[Stored data entries]
*** Begin section ***
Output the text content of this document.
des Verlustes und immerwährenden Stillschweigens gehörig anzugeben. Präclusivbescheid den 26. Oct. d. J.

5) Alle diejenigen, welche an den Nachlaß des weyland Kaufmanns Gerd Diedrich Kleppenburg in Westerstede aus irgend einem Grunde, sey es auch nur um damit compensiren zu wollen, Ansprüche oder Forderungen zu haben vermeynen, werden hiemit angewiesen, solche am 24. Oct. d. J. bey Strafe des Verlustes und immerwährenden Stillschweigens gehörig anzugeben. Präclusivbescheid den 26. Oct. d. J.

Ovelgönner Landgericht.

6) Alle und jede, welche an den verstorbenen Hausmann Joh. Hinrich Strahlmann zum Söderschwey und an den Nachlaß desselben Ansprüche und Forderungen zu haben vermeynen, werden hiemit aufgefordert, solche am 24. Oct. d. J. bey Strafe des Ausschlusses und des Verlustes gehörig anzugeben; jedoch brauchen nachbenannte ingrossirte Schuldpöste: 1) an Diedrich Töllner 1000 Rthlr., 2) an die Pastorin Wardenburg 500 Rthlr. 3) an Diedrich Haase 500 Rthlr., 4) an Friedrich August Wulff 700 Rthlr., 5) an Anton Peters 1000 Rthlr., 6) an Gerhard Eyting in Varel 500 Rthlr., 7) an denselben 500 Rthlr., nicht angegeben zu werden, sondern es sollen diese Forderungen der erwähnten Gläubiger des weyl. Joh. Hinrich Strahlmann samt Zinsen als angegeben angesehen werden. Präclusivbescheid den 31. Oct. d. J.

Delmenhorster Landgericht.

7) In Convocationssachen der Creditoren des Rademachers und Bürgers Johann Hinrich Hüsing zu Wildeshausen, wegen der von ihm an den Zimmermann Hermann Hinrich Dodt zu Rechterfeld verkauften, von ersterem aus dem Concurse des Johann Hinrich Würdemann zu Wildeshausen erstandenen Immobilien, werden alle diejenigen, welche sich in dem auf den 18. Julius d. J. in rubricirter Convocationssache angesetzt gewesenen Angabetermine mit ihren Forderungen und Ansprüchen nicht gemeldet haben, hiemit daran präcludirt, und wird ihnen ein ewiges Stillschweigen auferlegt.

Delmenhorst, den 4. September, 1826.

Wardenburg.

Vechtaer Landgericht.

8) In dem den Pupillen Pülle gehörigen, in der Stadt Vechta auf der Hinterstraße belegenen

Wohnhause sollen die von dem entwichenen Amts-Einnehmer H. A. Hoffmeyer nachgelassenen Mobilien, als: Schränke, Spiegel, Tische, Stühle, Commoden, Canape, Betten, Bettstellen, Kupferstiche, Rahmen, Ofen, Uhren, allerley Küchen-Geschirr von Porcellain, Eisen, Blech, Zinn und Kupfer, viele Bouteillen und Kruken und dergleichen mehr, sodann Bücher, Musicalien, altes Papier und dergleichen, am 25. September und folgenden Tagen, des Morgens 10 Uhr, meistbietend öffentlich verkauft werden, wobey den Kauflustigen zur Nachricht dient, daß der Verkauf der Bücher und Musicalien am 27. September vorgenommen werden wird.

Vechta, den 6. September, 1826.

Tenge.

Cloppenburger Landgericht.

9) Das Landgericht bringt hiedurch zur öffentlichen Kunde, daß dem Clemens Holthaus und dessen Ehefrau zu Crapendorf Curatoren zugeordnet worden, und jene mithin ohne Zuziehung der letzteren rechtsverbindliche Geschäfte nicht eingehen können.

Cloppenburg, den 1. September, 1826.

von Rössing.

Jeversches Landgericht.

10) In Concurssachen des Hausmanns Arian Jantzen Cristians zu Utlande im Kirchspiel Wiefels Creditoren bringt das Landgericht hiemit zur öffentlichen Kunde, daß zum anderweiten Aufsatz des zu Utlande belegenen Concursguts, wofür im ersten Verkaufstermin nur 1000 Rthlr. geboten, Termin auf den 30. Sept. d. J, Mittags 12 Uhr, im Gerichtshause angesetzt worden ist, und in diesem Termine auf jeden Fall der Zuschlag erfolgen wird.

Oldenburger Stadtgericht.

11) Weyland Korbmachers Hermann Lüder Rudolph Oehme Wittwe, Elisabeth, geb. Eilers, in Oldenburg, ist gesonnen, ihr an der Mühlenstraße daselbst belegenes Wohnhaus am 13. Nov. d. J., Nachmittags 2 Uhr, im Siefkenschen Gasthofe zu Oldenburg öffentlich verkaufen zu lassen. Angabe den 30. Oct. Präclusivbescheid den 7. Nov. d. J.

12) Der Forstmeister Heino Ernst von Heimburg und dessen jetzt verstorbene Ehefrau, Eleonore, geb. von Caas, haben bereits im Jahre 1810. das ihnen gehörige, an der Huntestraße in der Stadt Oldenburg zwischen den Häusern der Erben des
*** End section ***
What the exercise asks ->
Each entry above must be repeated word for word.

Worked solution ->
Output the text content of this document.
des Verlustes und immerwährenden Stillschweigens gehörig anzugeben. Präclusivbescheid den 26. Oct. d. J.

5) Alle diejenigen, welche an den Nachlaß des weyland Kaufmanns Gerd Diedrich Kleppenburg in Westerstede aus irgend einem Grunde, sey es auch nur um damit compensiren zu wollen, Ansprüche oder Forderungen zu haben vermeynen, werden hiemit angewiesen, solche am 24. Oct. d. J. bey Strafe des Verlustes und immerwährenden Stillschweigens gehörig anzugeben. Präclusivbescheid den 26. Oct. d. J.

Ovelgönner Landgericht.

6) Alle und jede, welche an den verstorbenen Hausmann Joh. Hinrich Strahlmann zum Söderschwey und an den Nachlaß desselben Ansprüche und Forderungen zu haben vermeynen, werden hiemit aufgefordert, solche am 24. Oct. d. J. bey Strafe des Ausschlusses und des Verlustes gehörig anzugeben; jedoch brauchen nachbenannte ingrossirte Schuldpöste: 1) an Diedrich Töllner 1000 Rthlr., 2) an die Pastorin Wardenburg 500 Rthlr. 3) an Diedrich Haase 500 Rthlr., 4) an Friedrich August Wulff 700 Rthlr., 5) an Anton Peters 1000 Rthlr., 6) an Gerhard Eyting in Varel 500 Rthlr., 7) an denselben 500 Rthlr., nicht angegeben zu werden, sondern es sollen diese Forderungen der erwähnten Gläubiger des weyl. Joh. Hinrich Strahlmann samt Zinsen als angegeben angesehen werden. Präclusivbescheid den 31. Oct. d. J.

Delmenhorster Landgericht.

7) In Convocationssachen der Creditoren des Rademachers und Bürgers Johann Hinrich Hüsing zu Wildeshausen, wegen der von ihm an den Zimmermann Hermann Hinrich Dodt zu Rechterfeld verkauften, von ersterem aus dem Concurse des Johann Hinrich Würdemann zu Wildeshausen erstandenen Immobilien, werden alle diejenigen, welche sich in dem auf den 18. Julius d. J. in rubricirter Convocationssache angesetzt gewesenen Angabetermine mit ihren Forderungen und Ansprüchen nicht gemeldet haben, hiemit daran präcludirt, und wird ihnen ein ewiges Stillschweigen auferlegt.

Delmenhorst, den 4. September, 1826.

Wardenburg.

Vechtaer Landgericht.

8) In dem den Pupillen Pülle gehörigen, in der Stadt Vechta auf der Hinterstraße belegenen

Wohnhause sollen die von dem entwichenen Amts-Einnehmer H. A. Hoffmeyer nachgelassenen Mobilien, als: Schränke, Spiegel, Tische, Stühle, Commoden, Canape, Betten, Bettstellen, Kupferstiche, Rahmen, Ofen, Uhren, allerley Küchen-Geschirr von Porcellain, Eisen, Blech, Zinn und Kupfer, viele Bouteillen und Kruken und dergleichen mehr, sodann Bücher, Musicalien, altes Papier und dergleichen, am 25. September und folgenden Tagen, des Morgens 10 Uhr, meistbietend öffentlich verkauft werden, wobey den Kauflustigen zur Nachricht dient, daß der Verkauf der Bücher und Musicalien am 27. September vorgenommen werden wird.

Vechta, den 6. September, 1826.

Tenge.

Cloppenburger Landgericht.

9) Das Landgericht bringt hiedurch zur öffentlichen Kunde, daß dem Clemens Holthaus und dessen Ehefrau zu Crapendorf Curatoren zugeordnet worden, und jene mithin ohne Zuziehung der letzteren rechtsverbindliche Geschäfte nicht eingehen können.

Cloppenburg, den 1. September, 1826.

von Rössing.

Jeversches Landgericht.

10) In Concurssachen des Hausmanns Arian Jantzen Cristians zu Utlande im Kirchspiel Wiefels Creditoren bringt das Landgericht hiemit zur öffentlichen Kunde, daß zum anderweiten Aufsatz des zu Utlande belegenen Concursguts, wofür im ersten Verkaufstermin nur 1000 Rthlr. geboten, Termin auf den 30. Sept. d. J, Mittags 12 Uhr, im Gerichtshause angesetzt worden ist, und in diesem Termine auf jeden Fall der Zuschlag erfolgen wird.

Oldenburger Stadtgericht.

11) Weyland Korbmachers Hermann Lüder Rudolph Oehme Wittwe, Elisabeth, geb. Eilers, in Oldenburg, ist gesonnen, ihr an der Mühlenstraße daselbst belegenes Wohnhaus am 13. Nov. d. J., Nachmittags 2 Uhr, im Siefkenschen Gasthofe zu Oldenburg öffentlich verkaufen zu lassen. Angabe den 30. Oct. Präclusivbescheid den 7. Nov. d. J.

12) Der Forstmeister Heino Ernst von Heimburg und dessen jetzt verstorbene Ehefrau, Eleonore, geb. von Caas, haben bereits im Jahre 1810. das ihnen gehörige, an der Huntestraße in der Stadt Oldenburg zwischen den Häusern der Erben des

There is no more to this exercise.